> **WHAT IS EXPECTED**: Of all the lines in the material, how many include the word "профили"? Reply with the number alone.

Collected data:
[start]

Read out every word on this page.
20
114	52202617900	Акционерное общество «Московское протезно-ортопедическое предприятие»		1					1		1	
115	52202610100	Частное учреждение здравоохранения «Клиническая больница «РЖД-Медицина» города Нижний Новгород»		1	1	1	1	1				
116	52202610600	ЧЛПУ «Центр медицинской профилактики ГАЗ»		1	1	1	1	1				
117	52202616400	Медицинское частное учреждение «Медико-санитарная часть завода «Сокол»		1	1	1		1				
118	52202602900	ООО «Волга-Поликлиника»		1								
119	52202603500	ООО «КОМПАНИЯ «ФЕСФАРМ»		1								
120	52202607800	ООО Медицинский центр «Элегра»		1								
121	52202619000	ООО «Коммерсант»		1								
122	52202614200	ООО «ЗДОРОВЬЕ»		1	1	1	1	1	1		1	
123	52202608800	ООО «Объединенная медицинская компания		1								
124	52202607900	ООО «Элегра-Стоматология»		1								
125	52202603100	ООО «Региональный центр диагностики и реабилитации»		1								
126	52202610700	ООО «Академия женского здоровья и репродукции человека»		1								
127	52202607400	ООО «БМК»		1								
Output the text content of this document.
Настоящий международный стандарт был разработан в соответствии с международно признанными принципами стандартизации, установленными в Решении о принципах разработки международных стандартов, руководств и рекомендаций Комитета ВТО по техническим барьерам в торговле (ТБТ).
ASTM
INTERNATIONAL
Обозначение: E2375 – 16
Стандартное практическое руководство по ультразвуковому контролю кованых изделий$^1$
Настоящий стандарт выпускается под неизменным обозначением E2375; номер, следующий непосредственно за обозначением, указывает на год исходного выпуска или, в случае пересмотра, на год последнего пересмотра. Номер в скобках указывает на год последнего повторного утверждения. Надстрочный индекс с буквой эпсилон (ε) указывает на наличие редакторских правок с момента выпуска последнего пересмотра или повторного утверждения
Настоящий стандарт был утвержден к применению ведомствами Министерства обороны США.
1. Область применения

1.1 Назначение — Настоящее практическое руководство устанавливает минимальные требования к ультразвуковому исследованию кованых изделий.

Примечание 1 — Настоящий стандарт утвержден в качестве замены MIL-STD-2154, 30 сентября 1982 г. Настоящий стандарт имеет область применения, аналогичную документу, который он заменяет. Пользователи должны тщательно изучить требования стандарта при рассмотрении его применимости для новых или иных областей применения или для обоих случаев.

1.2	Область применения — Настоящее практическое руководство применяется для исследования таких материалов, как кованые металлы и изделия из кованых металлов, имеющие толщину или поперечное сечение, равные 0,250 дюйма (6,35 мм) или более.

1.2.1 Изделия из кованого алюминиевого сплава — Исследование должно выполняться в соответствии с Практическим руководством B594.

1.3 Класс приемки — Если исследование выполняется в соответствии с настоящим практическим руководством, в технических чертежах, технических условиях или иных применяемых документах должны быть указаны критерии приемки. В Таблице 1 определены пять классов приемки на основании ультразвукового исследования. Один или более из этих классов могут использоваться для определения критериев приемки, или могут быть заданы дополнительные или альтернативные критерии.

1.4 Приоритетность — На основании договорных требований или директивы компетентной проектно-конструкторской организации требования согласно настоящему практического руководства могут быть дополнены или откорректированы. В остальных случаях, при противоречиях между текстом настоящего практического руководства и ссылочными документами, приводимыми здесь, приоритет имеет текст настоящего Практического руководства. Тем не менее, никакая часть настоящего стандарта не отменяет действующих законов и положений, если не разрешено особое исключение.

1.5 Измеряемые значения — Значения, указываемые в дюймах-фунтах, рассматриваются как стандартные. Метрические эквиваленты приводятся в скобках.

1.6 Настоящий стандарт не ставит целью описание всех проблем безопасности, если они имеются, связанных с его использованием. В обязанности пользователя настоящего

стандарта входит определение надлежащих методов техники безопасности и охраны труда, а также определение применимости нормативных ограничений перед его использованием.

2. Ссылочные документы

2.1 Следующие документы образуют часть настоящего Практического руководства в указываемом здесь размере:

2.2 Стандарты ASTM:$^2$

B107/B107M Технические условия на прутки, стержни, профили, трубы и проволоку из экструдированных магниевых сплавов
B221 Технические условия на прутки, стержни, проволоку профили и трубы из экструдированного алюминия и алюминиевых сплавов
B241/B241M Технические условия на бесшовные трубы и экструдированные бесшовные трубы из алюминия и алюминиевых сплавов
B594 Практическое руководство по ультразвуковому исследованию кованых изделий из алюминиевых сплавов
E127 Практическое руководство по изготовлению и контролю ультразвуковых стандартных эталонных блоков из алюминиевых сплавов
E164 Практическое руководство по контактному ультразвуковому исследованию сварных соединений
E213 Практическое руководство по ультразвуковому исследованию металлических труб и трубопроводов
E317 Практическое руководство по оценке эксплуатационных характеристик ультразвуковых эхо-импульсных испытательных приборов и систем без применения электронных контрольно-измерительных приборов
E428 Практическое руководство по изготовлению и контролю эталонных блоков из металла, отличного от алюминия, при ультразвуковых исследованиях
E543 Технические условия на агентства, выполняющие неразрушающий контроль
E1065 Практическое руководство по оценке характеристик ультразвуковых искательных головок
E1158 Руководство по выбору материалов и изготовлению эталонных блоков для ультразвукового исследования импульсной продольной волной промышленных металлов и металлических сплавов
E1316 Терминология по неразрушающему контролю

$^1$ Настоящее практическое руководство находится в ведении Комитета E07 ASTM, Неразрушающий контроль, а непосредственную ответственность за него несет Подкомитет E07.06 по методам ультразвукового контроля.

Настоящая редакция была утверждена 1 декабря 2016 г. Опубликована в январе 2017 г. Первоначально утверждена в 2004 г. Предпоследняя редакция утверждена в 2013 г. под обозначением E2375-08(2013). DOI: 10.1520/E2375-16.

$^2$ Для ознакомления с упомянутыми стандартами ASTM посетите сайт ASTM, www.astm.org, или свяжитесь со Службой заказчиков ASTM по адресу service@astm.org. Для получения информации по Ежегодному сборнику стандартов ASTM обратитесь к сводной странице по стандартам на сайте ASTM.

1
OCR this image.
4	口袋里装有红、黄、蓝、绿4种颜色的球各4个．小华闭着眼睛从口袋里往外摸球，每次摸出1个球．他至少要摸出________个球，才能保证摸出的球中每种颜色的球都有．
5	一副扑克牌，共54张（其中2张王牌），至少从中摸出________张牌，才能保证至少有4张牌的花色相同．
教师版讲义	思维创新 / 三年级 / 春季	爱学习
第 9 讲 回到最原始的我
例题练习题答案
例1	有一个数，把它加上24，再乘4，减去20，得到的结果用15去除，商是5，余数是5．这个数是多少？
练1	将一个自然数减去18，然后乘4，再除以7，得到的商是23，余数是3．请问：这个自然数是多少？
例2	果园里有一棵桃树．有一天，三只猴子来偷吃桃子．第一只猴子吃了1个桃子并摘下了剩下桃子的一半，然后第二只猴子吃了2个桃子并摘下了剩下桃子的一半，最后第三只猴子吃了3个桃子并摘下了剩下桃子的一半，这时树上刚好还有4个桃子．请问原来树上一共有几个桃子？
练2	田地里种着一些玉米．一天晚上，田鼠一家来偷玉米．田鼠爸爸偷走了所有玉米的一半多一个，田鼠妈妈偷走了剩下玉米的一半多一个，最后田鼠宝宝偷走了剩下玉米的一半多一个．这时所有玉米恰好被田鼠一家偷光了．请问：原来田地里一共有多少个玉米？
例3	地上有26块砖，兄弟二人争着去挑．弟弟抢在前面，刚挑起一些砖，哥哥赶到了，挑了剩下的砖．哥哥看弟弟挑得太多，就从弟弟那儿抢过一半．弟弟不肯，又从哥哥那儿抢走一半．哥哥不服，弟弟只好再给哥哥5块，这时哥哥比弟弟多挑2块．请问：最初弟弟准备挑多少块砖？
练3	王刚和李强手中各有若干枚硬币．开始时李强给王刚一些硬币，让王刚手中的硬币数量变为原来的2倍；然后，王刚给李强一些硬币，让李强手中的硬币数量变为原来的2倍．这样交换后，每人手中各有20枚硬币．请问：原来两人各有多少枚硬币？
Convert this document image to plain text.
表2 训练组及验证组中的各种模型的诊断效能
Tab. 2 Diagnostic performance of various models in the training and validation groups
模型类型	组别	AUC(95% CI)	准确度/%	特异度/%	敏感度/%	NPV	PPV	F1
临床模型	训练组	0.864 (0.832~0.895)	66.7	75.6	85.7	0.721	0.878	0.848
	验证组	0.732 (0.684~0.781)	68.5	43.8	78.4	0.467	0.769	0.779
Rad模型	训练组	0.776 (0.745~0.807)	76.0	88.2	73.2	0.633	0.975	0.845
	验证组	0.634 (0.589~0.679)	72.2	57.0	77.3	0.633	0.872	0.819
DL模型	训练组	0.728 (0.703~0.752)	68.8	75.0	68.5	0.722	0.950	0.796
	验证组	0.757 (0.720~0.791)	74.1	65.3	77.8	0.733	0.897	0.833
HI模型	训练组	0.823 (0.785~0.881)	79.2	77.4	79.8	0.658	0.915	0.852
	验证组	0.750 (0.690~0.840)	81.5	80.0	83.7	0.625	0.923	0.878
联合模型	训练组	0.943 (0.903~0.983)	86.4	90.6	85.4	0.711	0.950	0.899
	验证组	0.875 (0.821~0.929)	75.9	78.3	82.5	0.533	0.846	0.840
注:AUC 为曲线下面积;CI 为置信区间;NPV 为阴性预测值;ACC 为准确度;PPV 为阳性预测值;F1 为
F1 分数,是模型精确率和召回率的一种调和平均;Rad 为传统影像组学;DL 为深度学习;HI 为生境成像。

[end]

> **COMPLETE OUTPUT**: 2